== WHAT TO PRODUCE ==
Write out every record below exactly as it appears.

[Part of a data file]

▬▬▬▬▬▬

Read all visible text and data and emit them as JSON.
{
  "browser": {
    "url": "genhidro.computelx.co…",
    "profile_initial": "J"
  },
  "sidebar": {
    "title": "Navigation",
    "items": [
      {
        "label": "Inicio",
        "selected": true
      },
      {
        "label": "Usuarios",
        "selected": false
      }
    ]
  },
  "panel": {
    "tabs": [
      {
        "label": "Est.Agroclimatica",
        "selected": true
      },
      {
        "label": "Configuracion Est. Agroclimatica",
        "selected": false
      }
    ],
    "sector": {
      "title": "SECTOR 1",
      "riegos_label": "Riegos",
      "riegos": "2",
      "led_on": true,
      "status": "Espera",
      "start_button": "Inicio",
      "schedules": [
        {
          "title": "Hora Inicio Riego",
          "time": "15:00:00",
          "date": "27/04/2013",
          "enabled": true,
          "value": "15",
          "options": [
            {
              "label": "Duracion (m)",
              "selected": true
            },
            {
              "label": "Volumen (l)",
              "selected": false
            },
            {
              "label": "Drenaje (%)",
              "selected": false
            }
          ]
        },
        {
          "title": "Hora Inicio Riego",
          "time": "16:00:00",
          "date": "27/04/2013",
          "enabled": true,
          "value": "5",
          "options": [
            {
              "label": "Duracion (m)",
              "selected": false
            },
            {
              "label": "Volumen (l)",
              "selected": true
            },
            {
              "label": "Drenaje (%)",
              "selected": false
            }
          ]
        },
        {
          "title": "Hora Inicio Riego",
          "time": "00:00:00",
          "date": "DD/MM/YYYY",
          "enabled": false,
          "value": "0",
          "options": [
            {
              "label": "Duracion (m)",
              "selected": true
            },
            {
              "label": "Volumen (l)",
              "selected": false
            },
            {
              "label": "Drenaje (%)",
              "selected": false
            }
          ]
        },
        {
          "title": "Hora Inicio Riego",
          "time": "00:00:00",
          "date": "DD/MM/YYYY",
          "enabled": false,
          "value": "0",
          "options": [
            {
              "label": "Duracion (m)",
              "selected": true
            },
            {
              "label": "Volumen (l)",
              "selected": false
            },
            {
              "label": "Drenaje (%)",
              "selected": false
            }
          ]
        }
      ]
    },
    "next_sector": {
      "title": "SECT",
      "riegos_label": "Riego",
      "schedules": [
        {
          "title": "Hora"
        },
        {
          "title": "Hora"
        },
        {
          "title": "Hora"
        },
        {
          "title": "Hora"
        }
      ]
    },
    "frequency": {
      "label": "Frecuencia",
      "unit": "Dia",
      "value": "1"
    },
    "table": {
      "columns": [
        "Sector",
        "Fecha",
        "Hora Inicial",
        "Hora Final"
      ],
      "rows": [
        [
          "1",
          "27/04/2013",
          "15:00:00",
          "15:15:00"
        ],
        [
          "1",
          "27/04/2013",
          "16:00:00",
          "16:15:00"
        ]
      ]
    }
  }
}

▬▬▬▬▬▬

== CORRECT RESULT ==
Read all visible text and data and emit them as JSON.
{
  "browser": {
    "url": "genhidro.computelx.co…",
    "profile_initial": "J"
  },
  "sidebar": {
    "title": "Navigation",
    "items": [
      {
        "label": "Inicio",
        "selected": true
      },
      {
        "label": "Usuarios",
        "selected": false
      }
    ]
  },
  "panel": {
    "tabs": [
      {
        "label": "Est.Agroclimatica",
        "selected": true
      },
      {
        "label": "Configuracion Est. Agroclimatica",
        "selected": false
      }
    ],
    "sector": {
      "title": "SECTOR 1",
      "riegos_label": "Riegos",
      "riegos": "2",
      "led_on": true,
      "status": "Espera",
      "start_button": "Inicio",
      "schedules": [
        {
          "title": "Hora Inicio Riego",
          "time": "15:00:00",
          "date": "27/04/2013",
          "enabled": true,
          "value": "15",
          "options": [
            {
              "label": "Duracion (m)",
              "selected": true
            },
            {
              "label": "Volumen (l)",
              "selected": false
            },
            {
              "label": "Drenaje (%)",
              "selected": false
            }
          ]
        },
        {
          "title": "Hora Inicio Riego",
          "time": "16:00:00",
          "date": "27/04/2013",
          "enabled": true,
          "value": "5",
          "options": [
            {
              "label": "Duracion (m)",
              "selected": false
            },
            {
              "label": "Volumen (l)",
              "selected": true
            },
            {
              "label": "Drenaje (%)",
              "selected": false
            }
          ]
        },
        {
          "title": "Hora Inicio Riego",
          "time": "00:00:00",
          "date": "DD/MM/YYYY",
          "enabled": false,
          "value": "0",
          "options": [
            {
              "label": "Duracion (m)",
              "selected": true
            },
            {
              "label": "Volumen (l)",
              "selected": false
            },
            {
              "label": "Drenaje (%)",
              "selected": false
            }
          ]
        },
        {
          "title": "Hora Inicio Riego",
          "time": "00:00:00",
          "date": "DD/MM/YYYY",
          "enabled": false,
          "value": "0",
          "options": [
            {
              "label": "Duracion (m)",
              "selected": true
            },
            {
              "label": "Volumen (l)",
              "selected": false
            },
            {
              "label": "Drenaje (%)",
              "selected": false
            }
          ]
        }
      ]
    },
    "next_sector": {
      "title": "SECT",
      "riegos_label": "Riego",
      "schedules": [
        {
          "title": "Hora"
        },
        {
          "title": "Hora"
        },
        {
          "title": "Hora"
        },
        {
          "title": "Hora"
        }
      ]
    },
    "frequency": {
      "label": "Frecuencia",
      "unit": "Dia",
      "value": "1"
    },
    "table": {
      "columns": [
        "Sector",
        "Fecha",
        "Hora Inicial",
        "Hora Final"
      ],
      "rows": [
        [
          "1",
          "27/04/2013",
          "15:00:00",
          "15:15:00"
        ],
        [
          "1",
          "27/04/2013",
          "16:00:00",
          "16:15:00"
        ]
      ]
    }
  }
}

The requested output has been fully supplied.